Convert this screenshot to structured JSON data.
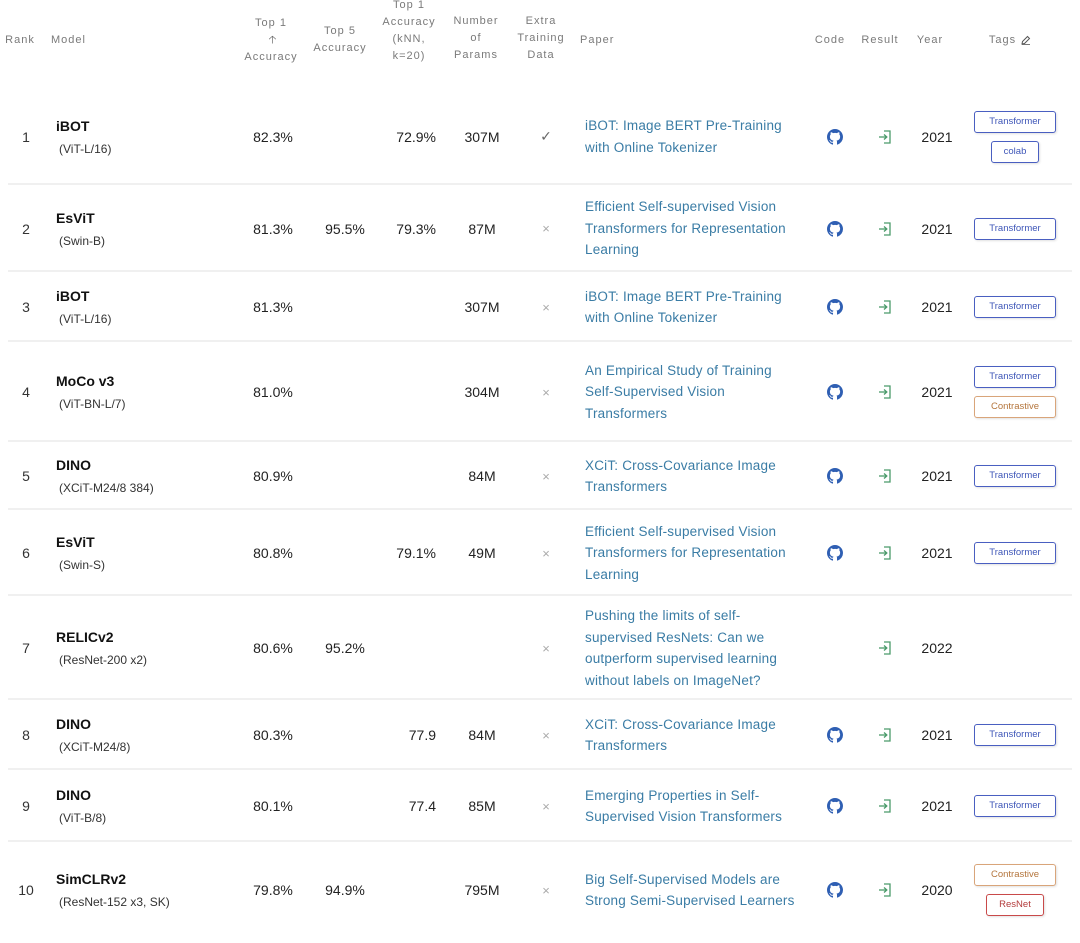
{
  "header": {
    "rank": "Rank",
    "model": "Model",
    "top1": [
      "Top 1",
      "Accuracy"
    ],
    "top5": [
      "Top 5",
      "Accuracy"
    ],
    "knn": [
      "Top 1",
      "Accuracy",
      "(kNN,",
      "k=20)"
    ],
    "params": [
      "Number",
      "of",
      "Params"
    ],
    "extra": [
      "Extra",
      "Training",
      "Data"
    ],
    "paper": "Paper",
    "code": "Code",
    "result": "Result",
    "year": "Year",
    "tags": "Tags"
  },
  "colors": {
    "paper_link": "#3a7ca5",
    "tag_transformer": "#3e56b8",
    "tag_contrastive": "#b4753c",
    "tag_resnet": "#b33b3b",
    "code_icon": "#2f5fb3",
    "result_icon": "#4a9a6a"
  },
  "icons": {
    "code": "github-icon",
    "result": "result-arrow-icon",
    "tags_edit": "edit-icon",
    "sort": "sort-up-arrow"
  },
  "rows": [
    {
      "rank": "1",
      "model": "iBOT",
      "variant": "(ViT-L/16)",
      "top1": "82.3%",
      "top5": "",
      "knn": "72.9%",
      "params": "307M",
      "extra": "✓",
      "paper": [
        "iBOT: Image BERT Pre-Training",
        "with Online Tokenizer"
      ],
      "code": true,
      "year": "2021",
      "tags": [
        {
          "label": "Transformer",
          "style": "blue"
        },
        {
          "label": "colab",
          "style": "blue-small"
        }
      ]
    },
    {
      "rank": "2",
      "model": "EsViT",
      "variant": "(Swin-B)",
      "top1": "81.3%",
      "top5": "95.5%",
      "knn": "79.3%",
      "params": "87M",
      "extra": "×",
      "paper": [
        "Efficient Self-supervised Vision",
        "Transformers for Representation",
        "Learning"
      ],
      "code": true,
      "year": "2021",
      "tags": [
        {
          "label": "Transformer",
          "style": "blue"
        }
      ]
    },
    {
      "rank": "3",
      "model": "iBOT",
      "variant": "(ViT-L/16)",
      "top1": "81.3%",
      "top5": "",
      "knn": "",
      "params": "307M",
      "extra": "×",
      "paper": [
        "iBOT: Image BERT Pre-Training",
        "with Online Tokenizer"
      ],
      "code": true,
      "year": "2021",
      "tags": [
        {
          "label": "Transformer",
          "style": "blue"
        }
      ]
    },
    {
      "rank": "4",
      "model": "MoCo v3",
      "variant": "(ViT-BN-L/7)",
      "top1": "81.0%",
      "top5": "",
      "knn": "",
      "params": "304M",
      "extra": "×",
      "paper": [
        "An Empirical Study of Training",
        "Self-Supervised Vision",
        "Transformers"
      ],
      "code": true,
      "year": "2021",
      "tags": [
        {
          "label": "Transformer",
          "style": "blue"
        },
        {
          "label": "Contrastive",
          "style": "orange"
        }
      ]
    },
    {
      "rank": "5",
      "model": "DINO",
      "variant": "(XCiT-M24/8 384)",
      "top1": "80.9%",
      "top5": "",
      "knn": "",
      "params": "84M",
      "extra": "×",
      "paper": [
        "XCiT: Cross-Covariance Image",
        "Transformers"
      ],
      "code": true,
      "year": "2021",
      "tags": [
        {
          "label": "Transformer",
          "style": "blue"
        }
      ]
    },
    {
      "rank": "6",
      "model": "EsViT",
      "variant": "(Swin-S)",
      "top1": "80.8%",
      "top5": "",
      "knn": "79.1%",
      "params": "49M",
      "extra": "×",
      "paper": [
        "Efficient Self-supervised Vision",
        "Transformers for Representation",
        "Learning"
      ],
      "code": true,
      "year": "2021",
      "tags": [
        {
          "label": "Transformer",
          "style": "blue"
        }
      ]
    },
    {
      "rank": "7",
      "model": "RELICv2",
      "variant": "(ResNet-200 x2)",
      "top1": "80.6%",
      "top5": "95.2%",
      "knn": "",
      "params": "",
      "extra": "×",
      "paper": [
        "Pushing the limits of self-",
        "supervised ResNets: Can we",
        "outperform supervised learning",
        "without labels on ImageNet?"
      ],
      "code": false,
      "year": "2022",
      "tags": []
    },
    {
      "rank": "8",
      "model": "DINO",
      "variant": "(XCiT-M24/8)",
      "top1": "80.3%",
      "top5": "",
      "knn": "77.9",
      "params": "84M",
      "extra": "×",
      "paper": [
        "XCiT: Cross-Covariance Image",
        "Transformers"
      ],
      "code": true,
      "year": "2021",
      "tags": [
        {
          "label": "Transformer",
          "style": "blue"
        }
      ]
    },
    {
      "rank": "9",
      "model": "DINO",
      "variant": "(ViT-B/8)",
      "top1": "80.1%",
      "top5": "",
      "knn": "77.4",
      "params": "85M",
      "extra": "×",
      "paper": [
        "Emerging Properties in Self-",
        "Supervised Vision Transformers"
      ],
      "code": true,
      "year": "2021",
      "tags": [
        {
          "label": "Transformer",
          "style": "blue"
        }
      ]
    },
    {
      "rank": "10",
      "model": "SimCLRv2",
      "variant": "(ResNet-152 x3, SK)",
      "top1": "79.8%",
      "top5": "94.9%",
      "knn": "",
      "params": "795M",
      "extra": "×",
      "paper": [
        "Big Self-Supervised Models are",
        "Strong Semi-Supervised Learners"
      ],
      "code": true,
      "year": "2020",
      "tags": [
        {
          "label": "Contrastive",
          "style": "orange"
        },
        {
          "label": "ResNet",
          "style": "red"
        }
      ]
    }
  ]
}
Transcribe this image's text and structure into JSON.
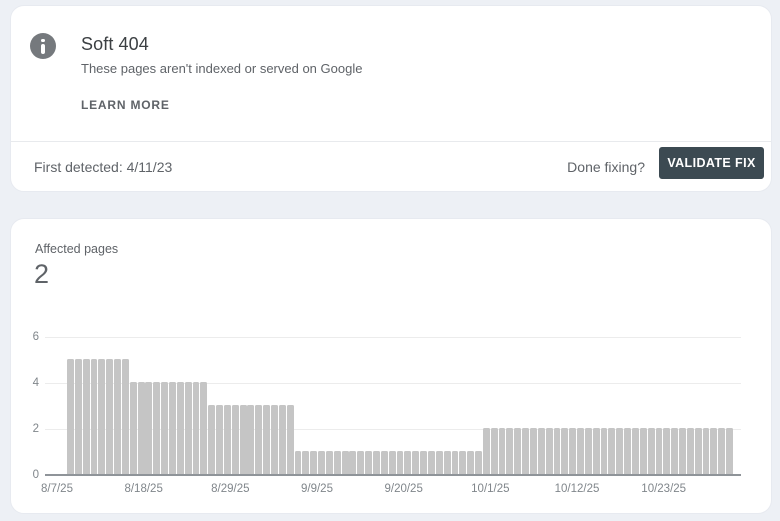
{
  "issue_card": {
    "title": "Soft 404",
    "description": "These pages aren't indexed or served on Google",
    "learn_more_label": "LEARN MORE",
    "first_detected": "First detected: 4/11/23",
    "done_fixing_label": "Done fixing?",
    "validate_fix_label": "VALIDATE FIX",
    "severity_icon": "info-icon"
  },
  "metric_card": {
    "label": "Affected pages",
    "value": "2"
  },
  "colors": {
    "page_bg": "#edf0f5",
    "card_bg": "#ffffff",
    "validate_button_bg": "#3c4a52",
    "bar_fill": "#c5c5c5",
    "info_icon_bg": "#75797d",
    "text_primary": "#3c4043",
    "text_secondary": "#5f6368",
    "axis_label": "#80868b",
    "gridline": "#ececec",
    "axis_line": "#8f9499"
  },
  "chart_data": {
    "type": "bar",
    "title": "Affected pages",
    "xlabel": "",
    "ylabel": "",
    "ylim": [
      0,
      6
    ],
    "y_ticks": [
      0,
      2,
      4,
      6
    ],
    "x_tick_labels": [
      "8/7/25",
      "8/18/25",
      "8/29/25",
      "9/9/25",
      "9/20/25",
      "10/1/25",
      "10/12/25",
      "10/23/25"
    ],
    "grid": true,
    "legend": false,
    "bar_unit": "one bar per day",
    "bar_count": 85,
    "segments": [
      {
        "value": 5,
        "count": 8
      },
      {
        "value": 4,
        "count": 10
      },
      {
        "value": 3,
        "count": 11
      },
      {
        "value": 1,
        "count": 24
      },
      {
        "value": 2,
        "count": 32
      }
    ]
  }
}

* _Aim_:
Collect the lines of the data that carry the word "title".

* _Worked answer_:
    "title": "Soft 404",
    "title": "Affected pages",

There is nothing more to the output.